Figure collection entries:
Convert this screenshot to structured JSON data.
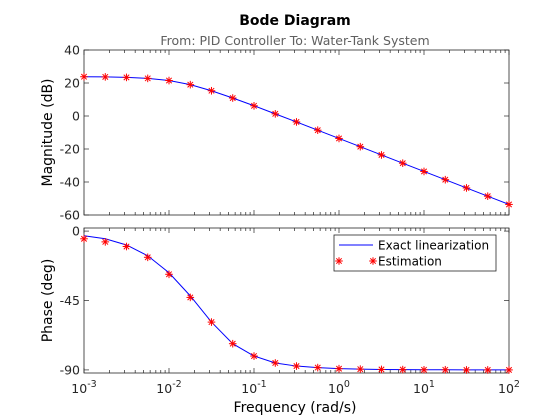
{
  "figure": {
    "title": "Bode Diagram",
    "subtitle": "From: PID Controller  To: Water-Tank System",
    "xlabel": "Frequency  (rad/s)",
    "colors": {
      "exact": "#0000ff",
      "estimation": "#ff0000",
      "axes": "#262626",
      "subtitle": "#606060"
    }
  },
  "chart_data": [
    {
      "type": "line",
      "panel": "magnitude",
      "xscale": "log",
      "xlim": [
        0.001,
        100
      ],
      "ylim": [
        -60,
        40
      ],
      "ylabel": "Magnitude (dB)",
      "yticks": [
        40,
        20,
        0,
        -20,
        -40,
        -60
      ],
      "ytick_labels": [
        "40",
        "20",
        "0",
        "-20",
        "-40",
        "-60"
      ],
      "grid": false,
      "series": [
        {
          "name": "Exact linearization",
          "style": "line",
          "x": [
            0.001,
            0.00178,
            0.00316,
            0.00562,
            0.01,
            0.0178,
            0.0316,
            0.0562,
            0.1,
            0.178,
            0.316,
            0.562,
            1,
            1.78,
            3.16,
            5.62,
            10,
            17.8,
            31.6,
            56.2,
            100
          ],
          "y": [
            23.8,
            23.7,
            23.4,
            22.8,
            21.5,
            19.0,
            15.3,
            10.9,
            6.2,
            1.3,
            -3.6,
            -8.6,
            -13.6,
            -18.6,
            -23.6,
            -28.6,
            -33.6,
            -38.6,
            -43.6,
            -48.6,
            -53.6
          ]
        },
        {
          "name": "Estimation",
          "style": "marker",
          "x": [
            0.001,
            0.00178,
            0.00316,
            0.00562,
            0.01,
            0.0178,
            0.0316,
            0.0562,
            0.1,
            0.178,
            0.316,
            0.562,
            1,
            1.78,
            3.16,
            5.62,
            10,
            17.8,
            31.6,
            56.2,
            100
          ],
          "y": [
            23.8,
            23.7,
            23.4,
            22.8,
            21.5,
            19.0,
            15.3,
            10.9,
            6.2,
            1.3,
            -3.6,
            -8.6,
            -13.6,
            -18.6,
            -23.6,
            -28.6,
            -33.6,
            -38.6,
            -43.6,
            -48.6,
            -53.6
          ]
        }
      ]
    },
    {
      "type": "line",
      "panel": "phase",
      "xscale": "log",
      "xlim": [
        0.001,
        100
      ],
      "ylim": [
        -92,
        2
      ],
      "ylabel": "Phase (deg)",
      "yticks": [
        0,
        -45,
        -90
      ],
      "ytick_labels": [
        "0",
        "-45",
        "-90"
      ],
      "xticks": [
        0.001,
        0.01,
        0.1,
        1,
        10,
        100
      ],
      "xtick_labels": [
        "10",
        "10",
        "10",
        "10",
        "10",
        "10"
      ],
      "xtick_exponents": [
        "-3",
        "-2",
        "-1",
        "0",
        "1",
        "2"
      ],
      "grid": false,
      "legend": "top-right",
      "series": [
        {
          "name": "Exact linearization",
          "style": "line",
          "x": [
            0.001,
            0.00178,
            0.00316,
            0.00562,
            0.01,
            0.0178,
            0.0316,
            0.0562,
            0.1,
            0.178,
            0.316,
            0.562,
            1,
            1.78,
            3.16,
            5.62,
            10,
            17.8,
            31.6,
            56.2,
            100
          ],
          "y": [
            -3,
            -5,
            -9,
            -16,
            -27,
            -42,
            -59,
            -73,
            -81,
            -85.5,
            -87.5,
            -88.5,
            -89.2,
            -89.5,
            -89.7,
            -89.8,
            -89.9,
            -89.9,
            -90,
            -90,
            -90
          ]
        },
        {
          "name": "Estimation",
          "style": "marker",
          "x": [
            0.001,
            0.00178,
            0.00316,
            0.00562,
            0.01,
            0.0178,
            0.0316,
            0.0562,
            0.1,
            0.178,
            0.316,
            0.562,
            1,
            1.78,
            3.16,
            5.62,
            10,
            17.8,
            31.6,
            56.2,
            100
          ],
          "y": [
            -5,
            -7,
            -10,
            -17,
            -28,
            -43,
            -59,
            -73,
            -81,
            -85.5,
            -87.5,
            -88.5,
            -89.2,
            -89.5,
            -89.7,
            -89.8,
            -89.9,
            -89.9,
            -90,
            -90,
            -90
          ]
        }
      ]
    }
  ]
}
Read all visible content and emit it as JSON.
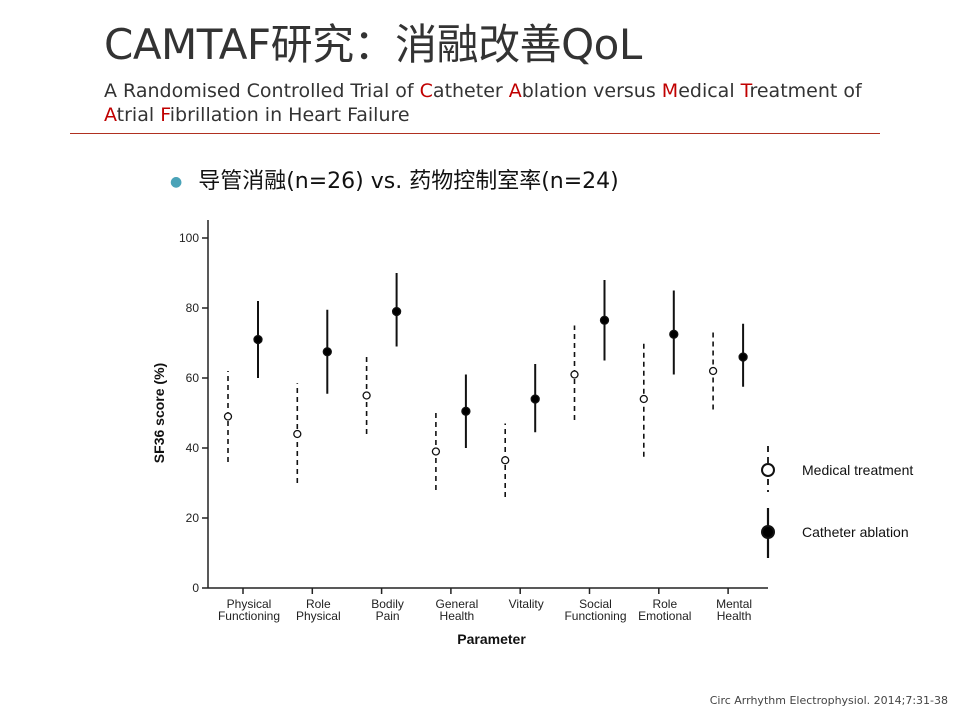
{
  "title": "CAMTAF研究：消融改善QoL",
  "subtitle": [
    {
      "t": "A Randomised Controlled Trial of ",
      "hl": false
    },
    {
      "t": "C",
      "hl": true
    },
    {
      "t": "atheter ",
      "hl": false
    },
    {
      "t": "A",
      "hl": true
    },
    {
      "t": "blation versus ",
      "hl": false
    },
    {
      "t": "M",
      "hl": true
    },
    {
      "t": "edical ",
      "hl": false
    },
    {
      "t": "T",
      "hl": true
    },
    {
      "t": "reatment of ",
      "hl": false
    },
    {
      "t": "A",
      "hl": true
    },
    {
      "t": "trial ",
      "hl": false
    },
    {
      "t": "F",
      "hl": true
    },
    {
      "t": "ibrillation in Heart Failure",
      "hl": false
    }
  ],
  "bullet": "导管消融(n=26) vs. 药物控制室率(n=24)",
  "citation": "Circ Arrhythm Electrophysiol. 2014;7:31-38",
  "colors": {
    "title": "#333333",
    "highlight": "#c00000",
    "divider": "#b03020",
    "bullet_dot": "#4aa3b8"
  },
  "chart_data": {
    "type": "scatter",
    "subtype": "mean-with-error-bars",
    "ylabel": "SF36 score (%)",
    "xlabel": "Parameter",
    "ylim": [
      0,
      100
    ],
    "yticks": [
      0,
      20,
      40,
      60,
      80,
      100
    ],
    "categories": [
      [
        "Physical",
        "Functioning"
      ],
      [
        "Role",
        "Physical"
      ],
      [
        "Bodily",
        "Pain"
      ],
      [
        "General",
        "Health"
      ],
      [
        "Vitality"
      ],
      [
        "Social",
        "Functioning"
      ],
      [
        "Role",
        "Emotional"
      ],
      [
        "Mental",
        "Health"
      ]
    ],
    "series": [
      {
        "name": "Medical treatment",
        "marker": "open-circle",
        "line": "dashed",
        "mean": [
          49,
          44,
          55,
          39,
          36.5,
          61,
          54,
          62
        ],
        "lower": [
          36,
          30,
          44,
          28,
          26,
          48,
          37.5,
          51
        ],
        "upper": [
          62,
          58.5,
          67,
          50,
          47,
          75,
          70,
          73.5
        ]
      },
      {
        "name": "Catheter ablation",
        "marker": "filled-circle",
        "line": "solid",
        "mean": [
          71,
          67.5,
          79,
          50.5,
          54,
          76.5,
          72.5,
          66
        ],
        "lower": [
          60,
          55.5,
          69,
          40,
          44.5,
          65,
          61,
          57.5
        ],
        "upper": [
          82,
          79.5,
          90,
          61,
          64,
          88,
          85,
          75.5
        ]
      }
    ],
    "legend_position": "right",
    "grid": false
  }
}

Brief:
A faithful copy of the records above is needed, with the pictures left out.

The solution:
Convert this screenshot to structured JSON data.
{
  "figure": {
    "title": "Bode Diagram",
    "subtitle": "From: PID Controller  To: Water-Tank System",
    "xlabel": "Frequency  (rad/s)",
    "colors": {
      "exact": "#0000ff",
      "estimation": "#ff0000",
      "axes": "#262626",
      "subtitle": "#606060"
    }
  },
  "chart_data": [
    {
      "type": "line",
      "panel": "magnitude",
      "xscale": "log",
      "xlim": [
        0.001,
        100
      ],
      "ylim": [
        -60,
        40
      ],
      "ylabel": "Magnitude (dB)",
      "yticks": [
        40,
        20,
        0,
        -20,
        -40,
        -60
      ],
      "ytick_labels": [
        "40",
        "20",
        "0",
        "-20",
        "-40",
        "-60"
      ],
      "grid": false,
      "series": [
        {
          "name": "Exact linearization",
          "style": "line",
          "x": [
            0.001,
            0.00178,
            0.00316,
            0.00562,
            0.01,
            0.0178,
            0.0316,
            0.0562,
            0.1,
            0.178,
            0.316,
            0.562,
            1,
            1.78,
            3.16,
            5.62,
            10,
            17.8,
            31.6,
            56.2,
            100
          ],
          "y": [
            23.8,
            23.7,
            23.4,
            22.8,
            21.5,
            19.0,
            15.3,
            10.9,
            6.2,
            1.3,
            -3.6,
            -8.6,
            -13.6,
            -18.6,
            -23.6,
            -28.6,
            -33.6,
            -38.6,
            -43.6,
            -48.6,
            -53.6
          ]
        },
        {
          "name": "Estimation",
          "style": "marker",
          "x": [
            0.001,
            0.00178,
            0.00316,
            0.00562,
            0.01,
            0.0178,
            0.0316,
            0.0562,
            0.1,
            0.178,
            0.316,
            0.562,
            1,
            1.78,
            3.16,
            5.62,
            10,
            17.8,
            31.6,
            56.2,
            100
          ],
          "y": [
            23.8,
            23.7,
            23.4,
            22.8,
            21.5,
            19.0,
            15.3,
            10.9,
            6.2,
            1.3,
            -3.6,
            -8.6,
            -13.6,
            -18.6,
            -23.6,
            -28.6,
            -33.6,
            -38.6,
            -43.6,
            -48.6,
            -53.6
          ]
        }
      ]
    },
    {
      "type": "line",
      "panel": "phase",
      "xscale": "log",
      "xlim": [
        0.001,
        100
      ],
      "ylim": [
        -92,
        2
      ],
      "ylabel": "Phase (deg)",
      "yticks": [
        0,
        -45,
        -90
      ],
      "ytick_labels": [
        "0",
        "-45",
        "-90"
      ],
      "xticks": [
        0.001,
        0.01,
        0.1,
        1,
        10,
        100
      ],
      "xtick_labels": [
        "10",
        "10",
        "10",
        "10",
        "10",
        "10"
      ],
      "xtick_exponents": [
        "-3",
        "-2",
        "-1",
        "0",
        "1",
        "2"
      ],
      "grid": false,
      "legend": "top-right",
      "series": [
        {
          "name": "Exact linearization",
          "style": "line",
          "x": [
            0.001,
            0.00178,
            0.00316,
            0.00562,
            0.01,
            0.0178,
            0.0316,
            0.0562,
            0.1,
            0.178,
            0.316,
            0.562,
            1,
            1.78,
            3.16,
            5.62,
            10,
            17.8,
            31.6,
            56.2,
            100
          ],
          "y": [
            -3,
            -5,
            -9,
            -16,
            -27,
            -42,
            -59,
            -73,
            -81,
            -85.5,
            -87.5,
            -88.5,
            -89.2,
            -89.5,
            -89.7,
            -89.8,
            -89.9,
            -89.9,
            -90,
            -90,
            -90
          ]
        },
        {
          "name": "Estimation",
          "style": "marker",
          "x": [
            0.001,
            0.00178,
            0.00316,
            0.00562,
            0.01,
            0.0178,
            0.0316,
            0.0562,
            0.1,
            0.178,
            0.316,
            0.562,
            1,
            1.78,
            3.16,
            5.62,
            10,
            17.8,
            31.6,
            56.2,
            100
          ],
          "y": [
            -5,
            -7,
            -10,
            -17,
            -28,
            -43,
            -59,
            -73,
            -81,
            -85.5,
            -87.5,
            -88.5,
            -89.2,
            -89.5,
            -89.7,
            -89.8,
            -89.9,
            -89.9,
            -90,
            -90,
            -90
          ]
        }
      ]
    }
  ]
}
Read all visible content and emit it as JSON.
{
  "title": "CAMTAF研究：消融改善QoL",
  "subtitle": [
    {
      "t": "A Randomised Controlled Trial of ",
      "hl": false
    },
    {
      "t": "C",
      "hl": true
    },
    {
      "t": "atheter ",
      "hl": false
    },
    {
      "t": "A",
      "hl": true
    },
    {
      "t": "blation versus ",
      "hl": false
    },
    {
      "t": "M",
      "hl": true
    },
    {
      "t": "edical ",
      "hl": false
    },
    {
      "t": "T",
      "hl": true
    },
    {
      "t": "reatment of ",
      "hl": false
    },
    {
      "t": "A",
      "hl": true
    },
    {
      "t": "trial ",
      "hl": false
    },
    {
      "t": "F",
      "hl": true
    },
    {
      "t": "ibrillation in Heart Failure",
      "hl": false
    }
  ],
  "bullet": "导管消融(n=26) vs. 药物控制室率(n=24)",
  "citation": "Circ Arrhythm Electrophysiol. 2014;7:31-38",
  "colors": {
    "title": "#333333",
    "highlight": "#c00000",
    "divider": "#b03020",
    "bullet_dot": "#4aa3b8"
  },
  "chart_data": {
    "type": "scatter",
    "subtype": "mean-with-error-bars",
    "ylabel": "SF36 score (%)",
    "xlabel": "Parameter",
    "ylim": [
      0,
      100
    ],
    "yticks": [
      0,
      20,
      40,
      60,
      80,
      100
    ],
    "categories": [
      [
        "Physical",
        "Functioning"
      ],
      [
        "Role",
        "Physical"
      ],
      [
        "Bodily",
        "Pain"
      ],
      [
        "General",
        "Health"
      ],
      [
        "Vitality"
      ],
      [
        "Social",
        "Functioning"
      ],
      [
        "Role",
        "Emotional"
      ],
      [
        "Mental",
        "Health"
      ]
    ],
    "series": [
      {
        "name": "Medical treatment",
        "marker": "open-circle",
        "line": "dashed",
        "mean": [
          49,
          44,
          55,
          39,
          36.5,
          61,
          54,
          62
        ],
        "lower": [
          36,
          30,
          44,
          28,
          26,
          48,
          37.5,
          51
        ],
        "upper": [
          62,
          58.5,
          67,
          50,
          47,
          75,
          70,
          73.5
        ]
      },
      {
        "name": "Catheter ablation",
        "marker": "filled-circle",
        "line": "solid",
        "mean": [
          71,
          67.5,
          79,
          50.5,
          54,
          76.5,
          72.5,
          66
        ],
        "lower": [
          60,
          55.5,
          69,
          40,
          44.5,
          65,
          61,
          57.5
        ],
        "upper": [
          82,
          79.5,
          90,
          61,
          64,
          88,
          85,
          75.5
        ]
      }
    ],
    "legend_position": "right",
    "grid": false
  }
}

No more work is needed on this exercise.